◆ Excerpted passage:
[START]

There is, of course, nothing wrong with a movie that has similarities to another movie, or even more than one other movie.  The question is what the new film offers above and beyond those comparisons.  With “Final Score,” the answer is “very little.”

“Final Score” is in fact most memorable for its utter brutality during a kitchen fight sequence.  It all happens very quickly, but it is a brutal, impressive (if you go for that sort of thing), moment.  What should be an even more impressive motorcycle chase through the stadium concourse later in the film falls flat.  This is largely because it is during sequences in the concourse when the stadium feels empty.  We do get shots of the crowds in their seats, but I’ve never attended any stadium where the concourse is so empty, and full of discarded garbage, during a game.

Beyond that, the meager bits of motivation on the side of the completely generic bad guys feels silly. This is a group of baddies, led by Arkady (Ray Stevenson), from the Russian controlled nation of Sokovia who have dreams of revenge.

If that nation sounds familiar to you it’s because Sokovia is the fictional country in which the climactic battle of “Avengers: Age of Ultron” is fought.  The events currently taking place in the MCU are largely a result of the Sokovia Accords, which are a direct result of the “Age of Ultron” battle.

Bautista, although he does star in the “Guardians of the Galaxy” franchise within the MCU, does not appear in “Ultron.”  Why then Sokovia?  Presumably just to be a little bit of a wink-wink to MCU fans and followers of Bautista (or perhaps Stevenson who appears in the “Thor” movies).  Certainly this James Bond fan enjoys the fact that former Bond Pierce Brosnan is in this film as Arkady’s target and Bautista appears in the most recent Bond (a Daniel Craig starrer).  Even so, calling the nation Sokovia pulls the audience out of the film more than it enhances the goings on.

[END]

◆ Data extract:
[START]

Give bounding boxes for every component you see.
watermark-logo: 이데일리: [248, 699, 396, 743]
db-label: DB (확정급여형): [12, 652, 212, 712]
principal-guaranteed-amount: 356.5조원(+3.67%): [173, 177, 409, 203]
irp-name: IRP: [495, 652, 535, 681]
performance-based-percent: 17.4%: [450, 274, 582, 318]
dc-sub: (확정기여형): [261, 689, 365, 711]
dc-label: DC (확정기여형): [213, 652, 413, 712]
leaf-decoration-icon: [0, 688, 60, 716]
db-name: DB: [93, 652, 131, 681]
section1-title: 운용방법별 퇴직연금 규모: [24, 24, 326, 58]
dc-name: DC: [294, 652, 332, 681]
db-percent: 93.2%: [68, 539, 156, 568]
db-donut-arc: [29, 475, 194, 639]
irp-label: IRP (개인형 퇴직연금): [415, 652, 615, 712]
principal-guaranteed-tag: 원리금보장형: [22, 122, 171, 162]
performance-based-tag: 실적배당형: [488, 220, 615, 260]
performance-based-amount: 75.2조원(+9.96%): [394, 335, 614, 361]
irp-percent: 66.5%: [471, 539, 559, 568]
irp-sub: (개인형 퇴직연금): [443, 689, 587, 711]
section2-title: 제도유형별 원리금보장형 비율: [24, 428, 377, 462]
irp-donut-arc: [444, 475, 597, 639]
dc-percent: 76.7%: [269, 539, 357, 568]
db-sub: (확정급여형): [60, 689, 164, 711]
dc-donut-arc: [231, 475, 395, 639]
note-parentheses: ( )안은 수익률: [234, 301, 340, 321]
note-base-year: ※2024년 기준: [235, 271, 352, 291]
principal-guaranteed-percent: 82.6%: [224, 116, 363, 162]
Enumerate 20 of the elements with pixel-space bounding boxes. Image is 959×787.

[END]
[START]

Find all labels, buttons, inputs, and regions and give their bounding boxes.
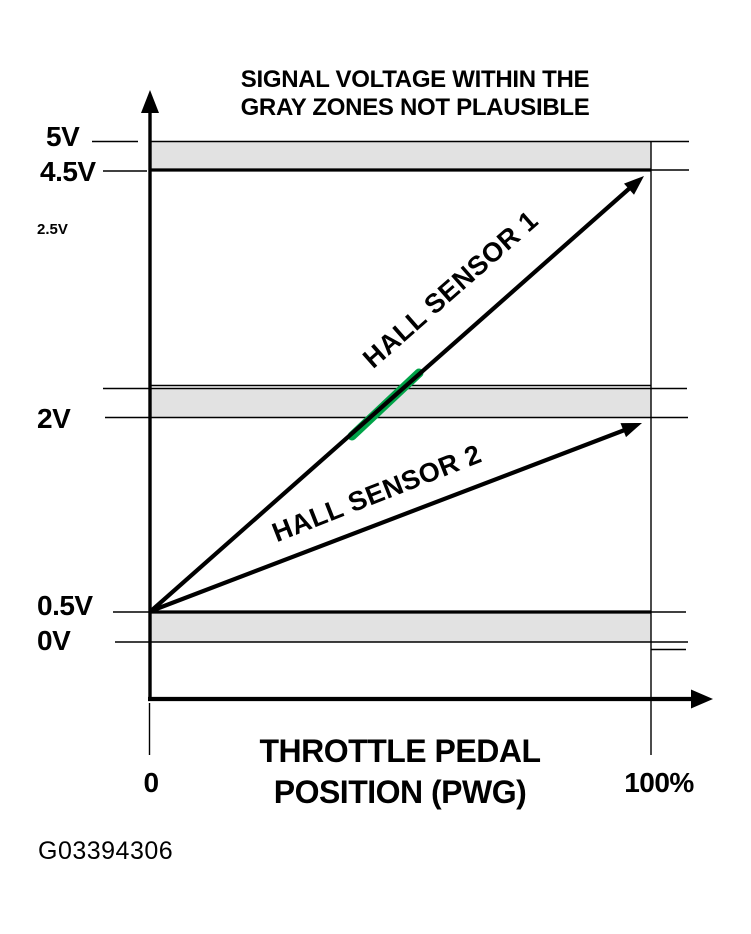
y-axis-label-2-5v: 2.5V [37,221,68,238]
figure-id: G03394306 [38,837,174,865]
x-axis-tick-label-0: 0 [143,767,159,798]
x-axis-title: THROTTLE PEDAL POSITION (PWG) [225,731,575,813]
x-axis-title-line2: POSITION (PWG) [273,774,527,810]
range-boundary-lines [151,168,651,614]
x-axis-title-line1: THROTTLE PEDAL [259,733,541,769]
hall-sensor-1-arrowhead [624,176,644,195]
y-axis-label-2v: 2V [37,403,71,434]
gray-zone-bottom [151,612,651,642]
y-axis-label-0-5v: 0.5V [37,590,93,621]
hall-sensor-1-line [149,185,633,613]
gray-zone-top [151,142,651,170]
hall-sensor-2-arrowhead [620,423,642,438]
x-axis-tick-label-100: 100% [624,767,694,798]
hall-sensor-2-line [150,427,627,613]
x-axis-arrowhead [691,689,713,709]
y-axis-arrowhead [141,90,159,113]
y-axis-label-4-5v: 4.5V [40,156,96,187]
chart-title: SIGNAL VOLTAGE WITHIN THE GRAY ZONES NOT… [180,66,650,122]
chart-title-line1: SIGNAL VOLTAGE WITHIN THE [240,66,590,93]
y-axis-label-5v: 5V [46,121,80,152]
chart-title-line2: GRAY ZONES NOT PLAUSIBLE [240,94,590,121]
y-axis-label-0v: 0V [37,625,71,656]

[END]
[START]

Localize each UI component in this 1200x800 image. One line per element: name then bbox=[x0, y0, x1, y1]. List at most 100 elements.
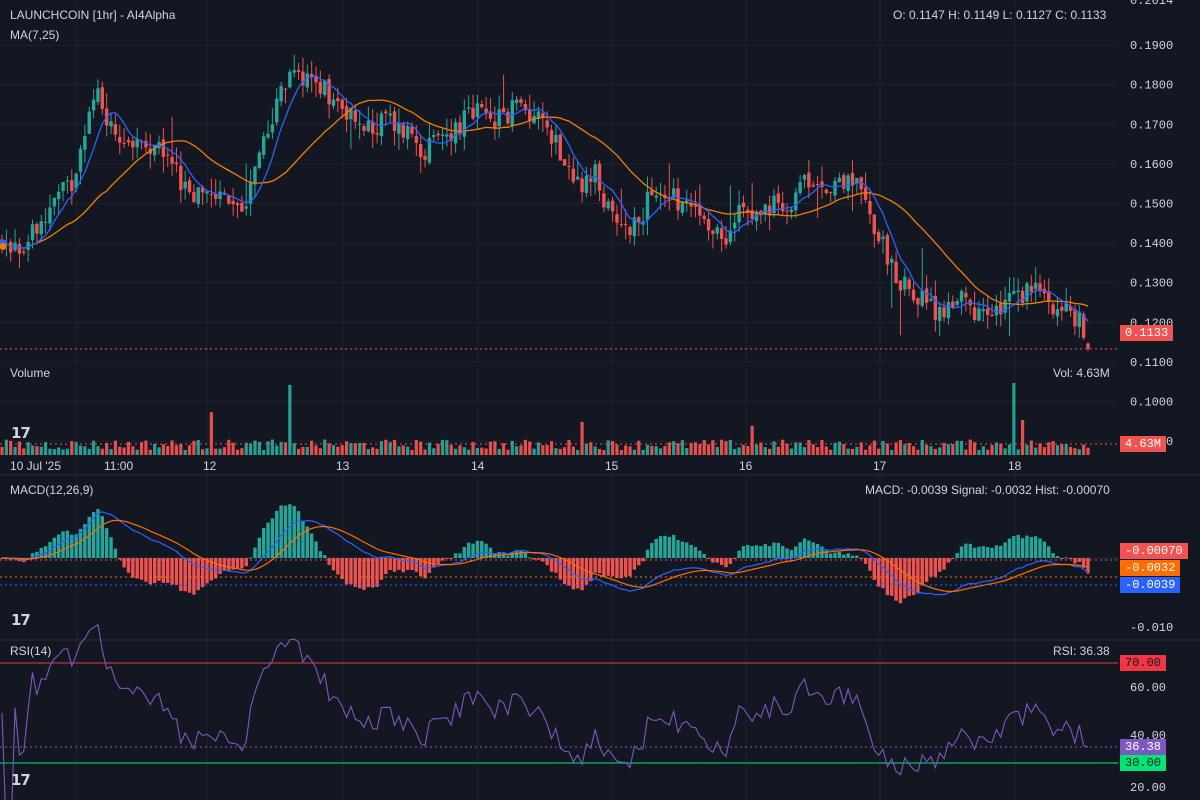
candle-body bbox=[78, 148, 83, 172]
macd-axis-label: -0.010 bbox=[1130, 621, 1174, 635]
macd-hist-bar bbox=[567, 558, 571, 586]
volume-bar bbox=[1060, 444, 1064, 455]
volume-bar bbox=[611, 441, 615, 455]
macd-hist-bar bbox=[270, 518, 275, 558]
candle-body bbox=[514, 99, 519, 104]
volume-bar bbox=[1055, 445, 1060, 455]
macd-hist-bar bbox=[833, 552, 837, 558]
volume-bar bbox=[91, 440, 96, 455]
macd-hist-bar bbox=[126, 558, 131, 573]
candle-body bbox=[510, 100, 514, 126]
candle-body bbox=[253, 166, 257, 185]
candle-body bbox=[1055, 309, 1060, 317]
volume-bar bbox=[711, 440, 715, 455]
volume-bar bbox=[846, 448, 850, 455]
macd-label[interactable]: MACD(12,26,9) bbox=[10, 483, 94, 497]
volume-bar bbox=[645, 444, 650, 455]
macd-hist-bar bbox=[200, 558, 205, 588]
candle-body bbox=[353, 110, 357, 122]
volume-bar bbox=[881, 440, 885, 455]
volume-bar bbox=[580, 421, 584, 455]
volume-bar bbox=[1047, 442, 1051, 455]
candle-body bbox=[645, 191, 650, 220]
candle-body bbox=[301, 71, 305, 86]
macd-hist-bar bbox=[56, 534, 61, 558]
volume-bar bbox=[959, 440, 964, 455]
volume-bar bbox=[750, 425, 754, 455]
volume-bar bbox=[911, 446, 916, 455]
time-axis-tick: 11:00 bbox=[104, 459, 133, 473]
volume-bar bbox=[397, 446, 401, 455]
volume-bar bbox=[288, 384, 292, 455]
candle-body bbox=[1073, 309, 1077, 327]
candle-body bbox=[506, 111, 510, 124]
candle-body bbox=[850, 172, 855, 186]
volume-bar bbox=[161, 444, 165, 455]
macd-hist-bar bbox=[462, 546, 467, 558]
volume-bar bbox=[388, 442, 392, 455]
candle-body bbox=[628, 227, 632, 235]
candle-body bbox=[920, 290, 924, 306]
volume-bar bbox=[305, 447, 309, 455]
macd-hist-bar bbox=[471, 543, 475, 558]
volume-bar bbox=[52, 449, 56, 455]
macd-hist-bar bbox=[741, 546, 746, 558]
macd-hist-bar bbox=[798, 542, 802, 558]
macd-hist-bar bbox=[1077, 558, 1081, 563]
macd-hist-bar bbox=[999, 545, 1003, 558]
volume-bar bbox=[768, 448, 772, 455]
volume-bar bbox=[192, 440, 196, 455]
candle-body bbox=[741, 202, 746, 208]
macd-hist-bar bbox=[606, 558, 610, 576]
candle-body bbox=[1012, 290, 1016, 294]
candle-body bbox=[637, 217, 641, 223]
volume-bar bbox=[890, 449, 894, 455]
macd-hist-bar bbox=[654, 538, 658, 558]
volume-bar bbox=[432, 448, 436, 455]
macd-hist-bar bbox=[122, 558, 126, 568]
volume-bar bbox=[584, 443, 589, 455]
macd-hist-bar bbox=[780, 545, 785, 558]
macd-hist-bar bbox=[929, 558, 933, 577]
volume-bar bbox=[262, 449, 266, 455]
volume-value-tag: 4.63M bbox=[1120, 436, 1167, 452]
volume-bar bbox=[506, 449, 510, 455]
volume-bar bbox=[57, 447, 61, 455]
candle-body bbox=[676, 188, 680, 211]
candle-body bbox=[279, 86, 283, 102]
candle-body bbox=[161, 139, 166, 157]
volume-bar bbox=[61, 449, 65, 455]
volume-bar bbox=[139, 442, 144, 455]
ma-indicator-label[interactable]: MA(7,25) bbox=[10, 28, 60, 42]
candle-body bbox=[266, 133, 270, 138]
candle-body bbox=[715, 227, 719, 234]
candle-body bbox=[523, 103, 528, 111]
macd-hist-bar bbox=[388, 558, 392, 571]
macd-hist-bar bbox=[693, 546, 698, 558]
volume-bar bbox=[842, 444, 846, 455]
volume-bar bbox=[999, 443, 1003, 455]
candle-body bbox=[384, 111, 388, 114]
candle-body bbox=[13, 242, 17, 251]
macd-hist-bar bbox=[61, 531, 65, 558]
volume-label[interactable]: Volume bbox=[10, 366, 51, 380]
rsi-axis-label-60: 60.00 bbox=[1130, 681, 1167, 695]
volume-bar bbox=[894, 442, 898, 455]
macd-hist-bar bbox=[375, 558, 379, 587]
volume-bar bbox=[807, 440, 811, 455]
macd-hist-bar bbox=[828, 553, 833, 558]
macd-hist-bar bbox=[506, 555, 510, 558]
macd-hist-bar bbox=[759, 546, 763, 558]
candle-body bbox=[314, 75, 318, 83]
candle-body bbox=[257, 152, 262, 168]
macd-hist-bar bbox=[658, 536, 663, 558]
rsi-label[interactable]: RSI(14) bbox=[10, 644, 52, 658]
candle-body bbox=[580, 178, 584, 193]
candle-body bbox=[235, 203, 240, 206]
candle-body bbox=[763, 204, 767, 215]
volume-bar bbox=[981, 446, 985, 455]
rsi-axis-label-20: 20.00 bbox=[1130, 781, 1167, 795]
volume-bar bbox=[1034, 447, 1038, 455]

[END]

◆ What is required: Print the review excerpt exactly, from "There is, of" up to and including "during a game.".

◆ Task answer:
There is, of course, nothing wrong with a movie that has similarities to another movie, or even more than one other movie.  The question is what the new film offers above and beyond those comparisons.  With “Final Score,” the answer is “very little.”

“Final Score” is in fact most memorable for its utter brutality during a kitchen fight sequence.  It all happens very quickly, but it is a brutal, impressive (if you go for that sort of thing), moment.  What should be an even more impressive motorcycle chase through the stadium concourse later in the film falls flat.  This is largely because it is during sequences in the concourse when the stadium feels empty.  We do get shots of the crowds in their seats, but I’ve never attended any stadium where the concourse is so empty, and full of discarded garbage, during a game.